## Directions:
Pull every line containing "mRNA" from the data.

============

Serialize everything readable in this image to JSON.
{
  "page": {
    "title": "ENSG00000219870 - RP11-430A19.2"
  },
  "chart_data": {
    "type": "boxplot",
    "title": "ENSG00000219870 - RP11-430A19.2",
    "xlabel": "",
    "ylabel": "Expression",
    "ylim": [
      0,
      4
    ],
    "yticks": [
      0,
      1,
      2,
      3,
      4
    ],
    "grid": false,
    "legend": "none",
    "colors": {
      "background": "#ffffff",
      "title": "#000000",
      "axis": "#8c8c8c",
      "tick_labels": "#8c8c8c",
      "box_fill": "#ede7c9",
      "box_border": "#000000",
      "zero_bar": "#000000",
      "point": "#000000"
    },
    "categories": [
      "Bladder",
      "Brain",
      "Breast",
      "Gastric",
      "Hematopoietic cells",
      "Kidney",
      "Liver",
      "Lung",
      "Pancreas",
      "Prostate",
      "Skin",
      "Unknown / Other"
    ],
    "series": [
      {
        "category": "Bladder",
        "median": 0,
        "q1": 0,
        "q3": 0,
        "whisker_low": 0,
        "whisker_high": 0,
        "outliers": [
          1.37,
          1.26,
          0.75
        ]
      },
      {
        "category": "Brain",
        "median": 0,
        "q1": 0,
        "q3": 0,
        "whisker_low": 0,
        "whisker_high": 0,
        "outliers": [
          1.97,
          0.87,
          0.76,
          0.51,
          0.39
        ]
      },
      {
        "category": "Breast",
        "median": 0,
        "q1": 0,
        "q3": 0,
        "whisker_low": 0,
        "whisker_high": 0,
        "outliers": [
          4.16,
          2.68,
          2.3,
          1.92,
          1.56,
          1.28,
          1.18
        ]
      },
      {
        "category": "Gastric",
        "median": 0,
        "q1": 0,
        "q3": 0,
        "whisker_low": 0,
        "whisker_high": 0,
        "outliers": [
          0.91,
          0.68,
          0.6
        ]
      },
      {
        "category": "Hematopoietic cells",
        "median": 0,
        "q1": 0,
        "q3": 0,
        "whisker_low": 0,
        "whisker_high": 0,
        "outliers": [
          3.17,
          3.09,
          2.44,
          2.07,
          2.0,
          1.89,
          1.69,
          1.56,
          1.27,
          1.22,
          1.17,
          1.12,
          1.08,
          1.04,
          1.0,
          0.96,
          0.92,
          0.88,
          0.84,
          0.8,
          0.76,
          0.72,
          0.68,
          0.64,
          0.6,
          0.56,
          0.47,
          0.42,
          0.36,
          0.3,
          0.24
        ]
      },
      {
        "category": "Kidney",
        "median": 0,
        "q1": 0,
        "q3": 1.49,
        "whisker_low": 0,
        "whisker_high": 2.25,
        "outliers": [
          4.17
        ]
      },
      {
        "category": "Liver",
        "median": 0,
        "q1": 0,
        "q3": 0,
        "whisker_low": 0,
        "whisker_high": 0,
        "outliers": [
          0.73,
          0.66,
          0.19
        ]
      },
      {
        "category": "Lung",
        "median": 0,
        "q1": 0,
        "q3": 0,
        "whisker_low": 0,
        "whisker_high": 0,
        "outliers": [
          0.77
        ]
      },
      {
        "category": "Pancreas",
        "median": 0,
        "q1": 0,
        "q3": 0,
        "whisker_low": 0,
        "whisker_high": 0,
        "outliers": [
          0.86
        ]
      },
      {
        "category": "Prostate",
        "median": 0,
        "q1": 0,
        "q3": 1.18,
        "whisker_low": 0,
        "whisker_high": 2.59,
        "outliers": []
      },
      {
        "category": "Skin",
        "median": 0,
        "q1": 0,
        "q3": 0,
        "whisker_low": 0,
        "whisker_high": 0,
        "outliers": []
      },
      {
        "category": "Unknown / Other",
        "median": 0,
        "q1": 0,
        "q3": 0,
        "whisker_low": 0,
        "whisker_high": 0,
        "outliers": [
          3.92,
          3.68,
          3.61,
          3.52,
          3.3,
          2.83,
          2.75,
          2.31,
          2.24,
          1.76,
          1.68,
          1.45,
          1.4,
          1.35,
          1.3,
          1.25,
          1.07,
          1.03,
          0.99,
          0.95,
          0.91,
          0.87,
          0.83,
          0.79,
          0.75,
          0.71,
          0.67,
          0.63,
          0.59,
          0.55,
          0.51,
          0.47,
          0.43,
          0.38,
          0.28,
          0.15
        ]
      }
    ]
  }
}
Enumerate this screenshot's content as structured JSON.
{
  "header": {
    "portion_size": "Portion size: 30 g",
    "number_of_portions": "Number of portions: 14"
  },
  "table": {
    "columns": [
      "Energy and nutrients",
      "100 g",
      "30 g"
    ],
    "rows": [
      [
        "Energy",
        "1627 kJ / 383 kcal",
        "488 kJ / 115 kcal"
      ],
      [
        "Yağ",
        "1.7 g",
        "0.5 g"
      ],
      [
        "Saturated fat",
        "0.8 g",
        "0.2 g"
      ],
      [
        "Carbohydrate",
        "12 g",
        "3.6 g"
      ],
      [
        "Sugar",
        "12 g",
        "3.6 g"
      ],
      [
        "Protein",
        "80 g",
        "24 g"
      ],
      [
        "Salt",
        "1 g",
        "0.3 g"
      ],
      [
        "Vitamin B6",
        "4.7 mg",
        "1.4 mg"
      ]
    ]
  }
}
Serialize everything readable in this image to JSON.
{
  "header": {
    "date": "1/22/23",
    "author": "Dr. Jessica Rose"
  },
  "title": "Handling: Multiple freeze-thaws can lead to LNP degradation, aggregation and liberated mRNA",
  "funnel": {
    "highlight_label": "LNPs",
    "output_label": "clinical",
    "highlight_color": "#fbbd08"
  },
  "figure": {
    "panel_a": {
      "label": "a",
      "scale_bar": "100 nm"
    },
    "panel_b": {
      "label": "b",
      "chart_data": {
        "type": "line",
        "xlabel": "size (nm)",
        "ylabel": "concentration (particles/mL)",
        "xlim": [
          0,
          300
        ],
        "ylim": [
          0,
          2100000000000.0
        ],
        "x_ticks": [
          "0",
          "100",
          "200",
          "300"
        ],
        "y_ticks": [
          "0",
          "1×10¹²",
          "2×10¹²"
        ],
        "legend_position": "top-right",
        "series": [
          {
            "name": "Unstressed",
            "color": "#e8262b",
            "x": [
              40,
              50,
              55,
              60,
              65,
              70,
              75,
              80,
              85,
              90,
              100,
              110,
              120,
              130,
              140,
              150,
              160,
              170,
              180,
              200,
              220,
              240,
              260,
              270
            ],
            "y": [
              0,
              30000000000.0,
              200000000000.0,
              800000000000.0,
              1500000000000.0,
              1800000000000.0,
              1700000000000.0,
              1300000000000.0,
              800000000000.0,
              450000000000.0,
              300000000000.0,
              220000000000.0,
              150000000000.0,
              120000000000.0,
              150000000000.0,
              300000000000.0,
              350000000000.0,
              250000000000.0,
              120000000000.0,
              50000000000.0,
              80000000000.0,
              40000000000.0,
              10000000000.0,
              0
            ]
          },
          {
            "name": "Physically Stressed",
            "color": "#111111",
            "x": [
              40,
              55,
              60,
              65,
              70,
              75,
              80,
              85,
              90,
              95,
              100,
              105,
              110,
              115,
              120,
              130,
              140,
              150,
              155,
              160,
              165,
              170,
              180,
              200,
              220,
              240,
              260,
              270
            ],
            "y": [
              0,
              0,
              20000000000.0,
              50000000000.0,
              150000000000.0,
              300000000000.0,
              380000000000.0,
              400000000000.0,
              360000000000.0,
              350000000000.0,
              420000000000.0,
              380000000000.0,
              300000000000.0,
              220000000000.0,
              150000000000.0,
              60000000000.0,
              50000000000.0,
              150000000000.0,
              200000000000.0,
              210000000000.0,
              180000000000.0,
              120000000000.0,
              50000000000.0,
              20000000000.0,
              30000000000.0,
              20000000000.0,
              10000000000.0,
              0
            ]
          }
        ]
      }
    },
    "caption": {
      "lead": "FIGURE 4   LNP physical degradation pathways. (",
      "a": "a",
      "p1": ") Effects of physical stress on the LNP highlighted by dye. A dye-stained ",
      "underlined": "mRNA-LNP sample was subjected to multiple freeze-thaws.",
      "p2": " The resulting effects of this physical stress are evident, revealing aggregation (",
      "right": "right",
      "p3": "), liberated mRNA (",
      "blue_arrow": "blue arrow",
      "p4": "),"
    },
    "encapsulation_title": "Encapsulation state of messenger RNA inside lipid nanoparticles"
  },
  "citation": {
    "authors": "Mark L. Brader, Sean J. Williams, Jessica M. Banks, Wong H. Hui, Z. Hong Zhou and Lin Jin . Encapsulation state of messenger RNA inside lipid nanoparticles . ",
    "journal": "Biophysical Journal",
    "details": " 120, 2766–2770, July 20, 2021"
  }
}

============

## Answer for the task:
  "title": "Handling: Multiple freeze-thaws can lead to LNP degradation, aggregation and liberated mRNA",
      "underlined": "mRNA-LNP sample was subjected to multiple freeze-thaws.",
      "p3": "), liberated mRNA (",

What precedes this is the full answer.